Task prompt: Which of the lines below include "från"? Each one should be copied out.

(Page content records)

[Start of section]

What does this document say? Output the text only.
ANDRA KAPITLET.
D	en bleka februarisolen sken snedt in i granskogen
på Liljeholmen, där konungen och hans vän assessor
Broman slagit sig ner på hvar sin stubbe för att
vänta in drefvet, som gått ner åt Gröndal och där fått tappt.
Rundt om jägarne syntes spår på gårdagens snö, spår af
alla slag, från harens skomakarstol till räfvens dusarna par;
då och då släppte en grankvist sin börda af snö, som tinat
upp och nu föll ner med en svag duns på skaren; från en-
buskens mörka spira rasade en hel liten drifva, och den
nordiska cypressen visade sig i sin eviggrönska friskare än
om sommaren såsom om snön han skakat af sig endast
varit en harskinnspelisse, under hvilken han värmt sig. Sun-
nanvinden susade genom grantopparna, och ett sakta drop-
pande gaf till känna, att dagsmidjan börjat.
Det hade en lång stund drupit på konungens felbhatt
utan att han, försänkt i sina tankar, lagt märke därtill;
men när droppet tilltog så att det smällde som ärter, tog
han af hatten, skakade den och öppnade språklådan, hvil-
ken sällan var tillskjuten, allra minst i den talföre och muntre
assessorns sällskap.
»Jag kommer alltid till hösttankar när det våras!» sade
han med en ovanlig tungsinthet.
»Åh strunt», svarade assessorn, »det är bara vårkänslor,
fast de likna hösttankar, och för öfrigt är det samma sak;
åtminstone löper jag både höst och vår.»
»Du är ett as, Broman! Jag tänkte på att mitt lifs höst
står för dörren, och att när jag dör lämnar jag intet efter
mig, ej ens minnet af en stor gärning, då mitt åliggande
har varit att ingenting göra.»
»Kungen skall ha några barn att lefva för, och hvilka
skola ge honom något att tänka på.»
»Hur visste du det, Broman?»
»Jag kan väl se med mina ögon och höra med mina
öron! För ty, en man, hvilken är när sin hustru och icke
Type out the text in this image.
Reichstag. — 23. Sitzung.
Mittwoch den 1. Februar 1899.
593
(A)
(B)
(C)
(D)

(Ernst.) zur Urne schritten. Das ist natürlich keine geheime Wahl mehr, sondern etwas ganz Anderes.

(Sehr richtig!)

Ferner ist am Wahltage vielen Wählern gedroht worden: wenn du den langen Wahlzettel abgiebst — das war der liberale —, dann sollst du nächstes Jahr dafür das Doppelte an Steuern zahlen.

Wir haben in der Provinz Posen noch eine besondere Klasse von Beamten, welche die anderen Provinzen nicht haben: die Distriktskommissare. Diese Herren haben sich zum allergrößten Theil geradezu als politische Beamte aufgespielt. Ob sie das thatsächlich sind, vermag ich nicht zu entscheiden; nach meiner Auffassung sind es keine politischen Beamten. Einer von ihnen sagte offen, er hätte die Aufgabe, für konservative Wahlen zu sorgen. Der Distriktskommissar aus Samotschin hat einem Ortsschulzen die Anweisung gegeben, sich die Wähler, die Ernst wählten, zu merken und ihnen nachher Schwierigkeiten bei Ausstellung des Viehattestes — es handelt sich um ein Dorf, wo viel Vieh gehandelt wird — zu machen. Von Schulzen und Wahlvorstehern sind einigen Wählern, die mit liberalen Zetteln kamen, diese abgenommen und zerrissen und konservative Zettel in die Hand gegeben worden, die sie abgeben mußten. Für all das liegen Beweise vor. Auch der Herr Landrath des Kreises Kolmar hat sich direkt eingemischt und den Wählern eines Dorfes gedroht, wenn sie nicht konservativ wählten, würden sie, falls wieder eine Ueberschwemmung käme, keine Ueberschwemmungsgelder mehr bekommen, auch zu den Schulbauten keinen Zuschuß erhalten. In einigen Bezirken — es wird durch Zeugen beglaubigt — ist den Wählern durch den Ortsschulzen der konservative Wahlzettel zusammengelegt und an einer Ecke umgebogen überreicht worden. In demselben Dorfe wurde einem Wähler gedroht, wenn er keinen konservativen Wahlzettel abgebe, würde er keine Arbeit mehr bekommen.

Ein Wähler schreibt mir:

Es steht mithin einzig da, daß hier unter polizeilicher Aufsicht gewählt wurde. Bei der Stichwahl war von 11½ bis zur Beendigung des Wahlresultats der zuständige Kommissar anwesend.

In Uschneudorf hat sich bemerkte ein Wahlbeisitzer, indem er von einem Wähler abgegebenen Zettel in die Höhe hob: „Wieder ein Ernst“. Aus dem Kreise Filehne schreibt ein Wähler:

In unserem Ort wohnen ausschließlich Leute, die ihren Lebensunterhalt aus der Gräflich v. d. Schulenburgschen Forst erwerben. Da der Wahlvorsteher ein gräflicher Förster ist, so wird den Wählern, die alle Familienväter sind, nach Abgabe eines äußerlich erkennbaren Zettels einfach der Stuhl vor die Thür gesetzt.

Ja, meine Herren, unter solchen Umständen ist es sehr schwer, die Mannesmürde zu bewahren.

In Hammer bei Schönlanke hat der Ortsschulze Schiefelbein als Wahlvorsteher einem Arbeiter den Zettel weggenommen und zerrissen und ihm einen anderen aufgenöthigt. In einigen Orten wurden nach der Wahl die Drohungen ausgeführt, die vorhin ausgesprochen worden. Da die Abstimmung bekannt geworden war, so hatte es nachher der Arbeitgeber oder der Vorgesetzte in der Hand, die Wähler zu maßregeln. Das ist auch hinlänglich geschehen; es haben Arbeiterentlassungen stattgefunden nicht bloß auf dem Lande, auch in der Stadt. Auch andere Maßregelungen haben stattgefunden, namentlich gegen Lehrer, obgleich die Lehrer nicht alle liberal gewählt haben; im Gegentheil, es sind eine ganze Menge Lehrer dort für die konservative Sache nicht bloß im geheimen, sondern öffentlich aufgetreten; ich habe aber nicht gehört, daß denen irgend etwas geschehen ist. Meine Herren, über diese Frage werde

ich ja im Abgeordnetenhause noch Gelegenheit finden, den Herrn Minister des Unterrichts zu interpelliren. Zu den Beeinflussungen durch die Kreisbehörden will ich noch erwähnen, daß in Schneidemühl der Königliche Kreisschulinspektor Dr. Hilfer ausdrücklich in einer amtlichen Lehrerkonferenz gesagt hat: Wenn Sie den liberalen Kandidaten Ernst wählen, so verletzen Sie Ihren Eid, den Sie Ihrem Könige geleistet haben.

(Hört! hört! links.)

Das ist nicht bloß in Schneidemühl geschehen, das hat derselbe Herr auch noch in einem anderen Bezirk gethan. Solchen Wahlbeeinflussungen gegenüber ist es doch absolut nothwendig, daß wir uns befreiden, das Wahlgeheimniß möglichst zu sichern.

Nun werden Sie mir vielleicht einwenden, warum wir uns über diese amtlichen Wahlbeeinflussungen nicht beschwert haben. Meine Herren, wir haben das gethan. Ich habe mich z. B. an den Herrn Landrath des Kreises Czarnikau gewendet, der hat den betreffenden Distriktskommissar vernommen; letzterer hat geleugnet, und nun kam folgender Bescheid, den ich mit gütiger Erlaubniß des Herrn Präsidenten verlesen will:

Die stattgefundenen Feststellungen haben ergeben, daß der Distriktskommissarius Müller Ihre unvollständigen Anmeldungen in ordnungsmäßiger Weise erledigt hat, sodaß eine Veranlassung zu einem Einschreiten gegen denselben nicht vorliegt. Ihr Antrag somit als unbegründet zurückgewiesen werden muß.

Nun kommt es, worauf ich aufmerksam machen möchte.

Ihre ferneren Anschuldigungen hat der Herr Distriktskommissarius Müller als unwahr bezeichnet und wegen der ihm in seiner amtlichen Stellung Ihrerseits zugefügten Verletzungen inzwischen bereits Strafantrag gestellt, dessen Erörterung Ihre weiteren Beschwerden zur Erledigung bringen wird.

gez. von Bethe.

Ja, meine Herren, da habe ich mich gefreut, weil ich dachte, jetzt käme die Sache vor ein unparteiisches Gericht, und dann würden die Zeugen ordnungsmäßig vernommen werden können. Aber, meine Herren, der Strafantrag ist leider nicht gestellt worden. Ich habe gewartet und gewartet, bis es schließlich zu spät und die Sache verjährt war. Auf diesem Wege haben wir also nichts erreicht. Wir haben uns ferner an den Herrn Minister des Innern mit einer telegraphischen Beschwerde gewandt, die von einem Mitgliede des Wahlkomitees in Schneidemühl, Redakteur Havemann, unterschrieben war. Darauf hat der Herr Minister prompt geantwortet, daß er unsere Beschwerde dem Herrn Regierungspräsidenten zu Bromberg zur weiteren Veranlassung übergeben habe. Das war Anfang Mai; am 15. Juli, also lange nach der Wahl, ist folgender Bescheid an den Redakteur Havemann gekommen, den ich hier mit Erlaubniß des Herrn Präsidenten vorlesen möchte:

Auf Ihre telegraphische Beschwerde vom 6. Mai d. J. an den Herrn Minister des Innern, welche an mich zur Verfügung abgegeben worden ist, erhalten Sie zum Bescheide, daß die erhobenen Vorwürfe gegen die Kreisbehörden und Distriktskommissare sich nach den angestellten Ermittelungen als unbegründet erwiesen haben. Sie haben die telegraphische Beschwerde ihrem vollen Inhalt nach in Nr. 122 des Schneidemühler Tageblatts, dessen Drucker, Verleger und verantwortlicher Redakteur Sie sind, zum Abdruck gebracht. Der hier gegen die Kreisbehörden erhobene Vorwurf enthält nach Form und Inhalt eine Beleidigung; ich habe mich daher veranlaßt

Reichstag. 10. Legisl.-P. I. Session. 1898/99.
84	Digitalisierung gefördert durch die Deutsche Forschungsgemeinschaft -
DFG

[End of section]

Answer to this problem:
alla slag, från harens skomakarstol till räfvens dusarna par;
upp och nu föll ner med en svag duns på skaren; från en-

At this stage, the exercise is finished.